▶ [What to work on] Restate the full set of records exactly, without adding or dropping a word.

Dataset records
(begin)
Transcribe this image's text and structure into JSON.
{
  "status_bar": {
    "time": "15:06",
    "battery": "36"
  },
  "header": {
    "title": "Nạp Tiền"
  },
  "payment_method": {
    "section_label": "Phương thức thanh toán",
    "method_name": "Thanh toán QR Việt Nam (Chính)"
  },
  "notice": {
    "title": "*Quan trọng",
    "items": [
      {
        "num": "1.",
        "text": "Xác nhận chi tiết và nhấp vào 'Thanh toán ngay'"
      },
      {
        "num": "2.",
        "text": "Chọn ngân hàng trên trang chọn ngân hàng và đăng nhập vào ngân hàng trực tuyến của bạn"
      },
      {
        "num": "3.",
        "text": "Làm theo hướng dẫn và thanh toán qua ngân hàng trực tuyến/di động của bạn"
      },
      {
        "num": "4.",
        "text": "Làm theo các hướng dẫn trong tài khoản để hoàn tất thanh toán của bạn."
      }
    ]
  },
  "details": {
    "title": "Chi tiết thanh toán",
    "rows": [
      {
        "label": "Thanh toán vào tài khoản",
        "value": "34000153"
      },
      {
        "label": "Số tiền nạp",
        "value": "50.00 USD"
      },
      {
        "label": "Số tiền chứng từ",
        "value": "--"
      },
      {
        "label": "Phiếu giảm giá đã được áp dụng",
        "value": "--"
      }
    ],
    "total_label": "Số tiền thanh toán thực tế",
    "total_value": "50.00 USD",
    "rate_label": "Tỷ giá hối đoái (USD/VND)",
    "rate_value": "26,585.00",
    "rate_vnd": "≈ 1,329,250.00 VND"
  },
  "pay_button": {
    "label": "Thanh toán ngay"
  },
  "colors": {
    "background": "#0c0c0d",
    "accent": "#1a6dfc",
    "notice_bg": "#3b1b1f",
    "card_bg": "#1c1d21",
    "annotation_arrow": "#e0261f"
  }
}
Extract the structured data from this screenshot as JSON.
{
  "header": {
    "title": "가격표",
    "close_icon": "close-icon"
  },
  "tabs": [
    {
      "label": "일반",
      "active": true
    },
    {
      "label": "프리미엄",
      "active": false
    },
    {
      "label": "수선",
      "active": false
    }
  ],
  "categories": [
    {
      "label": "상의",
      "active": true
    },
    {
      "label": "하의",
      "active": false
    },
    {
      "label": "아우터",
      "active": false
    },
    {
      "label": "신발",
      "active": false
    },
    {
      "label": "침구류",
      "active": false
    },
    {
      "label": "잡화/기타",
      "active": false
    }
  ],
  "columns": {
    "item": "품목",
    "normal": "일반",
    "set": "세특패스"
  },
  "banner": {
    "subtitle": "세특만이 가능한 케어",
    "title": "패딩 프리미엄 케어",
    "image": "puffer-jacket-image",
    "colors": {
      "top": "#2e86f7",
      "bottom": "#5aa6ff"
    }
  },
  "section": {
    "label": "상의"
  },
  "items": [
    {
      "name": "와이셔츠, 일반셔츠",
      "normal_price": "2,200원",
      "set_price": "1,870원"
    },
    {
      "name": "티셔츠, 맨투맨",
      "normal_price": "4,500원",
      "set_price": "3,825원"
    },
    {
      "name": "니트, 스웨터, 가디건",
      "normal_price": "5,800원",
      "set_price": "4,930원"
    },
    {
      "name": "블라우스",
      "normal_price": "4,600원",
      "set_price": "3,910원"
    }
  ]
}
(end)
▶ [Written solution]
Transcribe this image's text and structure into JSON.
{
  "status_bar": {
    "time": "15:06",
    "battery": "36"
  },
  "header": {
    "title": "Nạp Tiền"
  },
  "payment_method": {
    "section_label": "Phương thức thanh toán",
    "method_name": "Thanh toán QR Việt Nam (Chính)"
  },
  "notice": {
    "title": "*Quan trọng",
    "items": [
      {
        "num": "1.",
        "text": "Xác nhận chi tiết và nhấp vào 'Thanh toán ngay'"
      },
      {
        "num": "2.",
        "text": "Chọn ngân hàng trên trang chọn ngân hàng và đăng nhập vào ngân hàng trực tuyến của bạn"
      },
      {
        "num": "3.",
        "text": "Làm theo hướng dẫn và thanh toán qua ngân hàng trực tuyến/di động của bạn"
      },
      {
        "num": "4.",
        "text": "Làm theo các hướng dẫn trong tài khoản để hoàn tất thanh toán của bạn."
      }
    ]
  },
  "details": {
    "title": "Chi tiết thanh toán",
    "rows": [
      {
        "label": "Thanh toán vào tài khoản",
        "value": "34000153"
      },
      {
        "label": "Số tiền nạp",
        "value": "50.00 USD"
      },
      {
        "label": "Số tiền chứng từ",
        "value": "--"
      },
      {
        "label": "Phiếu giảm giá đã được áp dụng",
        "value": "--"
      }
    ],
    "total_label": "Số tiền thanh toán thực tế",
    "total_value": "50.00 USD",
    "rate_label": "Tỷ giá hối đoái (USD/VND)",
    "rate_value": "26,585.00",
    "rate_vnd": "≈ 1,329,250.00 VND"
  },
  "pay_button": {
    "label": "Thanh toán ngay"
  },
  "colors": {
    "background": "#0c0c0d",
    "accent": "#1a6dfc",
    "notice_bg": "#3b1b1f",
    "card_bg": "#1c1d21",
    "annotation_arrow": "#e0261f"
  }
}
Extract the structured data from this screenshot as JSON.
{
  "header": {
    "title": "가격표",
    "close_icon": "close-icon"
  },
  "tabs": [
    {
      "label": "일반",
      "active": true
    },
    {
      "label": "프리미엄",
      "active": false
    },
    {
      "label": "수선",
      "active": false
    }
  ],
  "categories": [
    {
      "label": "상의",
      "active": true
    },
    {
      "label": "하의",
      "active": false
    },
    {
      "label": "아우터",
      "active": false
    },
    {
      "label": "신발",
      "active": false
    },
    {
      "label": "침구류",
      "active": false
    },
    {
      "label": "잡화/기타",
      "active": false
    }
  ],
  "columns": {
    "item": "품목",
    "normal": "일반",
    "set": "세특패스"
  },
  "banner": {
    "subtitle": "세특만이 가능한 케어",
    "title": "패딩 프리미엄 케어",
    "image": "puffer-jacket-image",
    "colors": {
      "top": "#2e86f7",
      "bottom": "#5aa6ff"
    }
  },
  "section": {
    "label": "상의"
  },
  "items": [
    {
      "name": "와이셔츠, 일반셔츠",
      "normal_price": "2,200원",
      "set_price": "1,870원"
    },
    {
      "name": "티셔츠, 맨투맨",
      "normal_price": "4,500원",
      "set_price": "3,825원"
    },
    {
      "name": "니트, 스웨터, 가디건",
      "normal_price": "5,800원",
      "set_price": "4,930원"
    },
    {
      "name": "블라우스",
      "normal_price": "4,600원",
      "set_price": "3,910원"
    }
  ]
}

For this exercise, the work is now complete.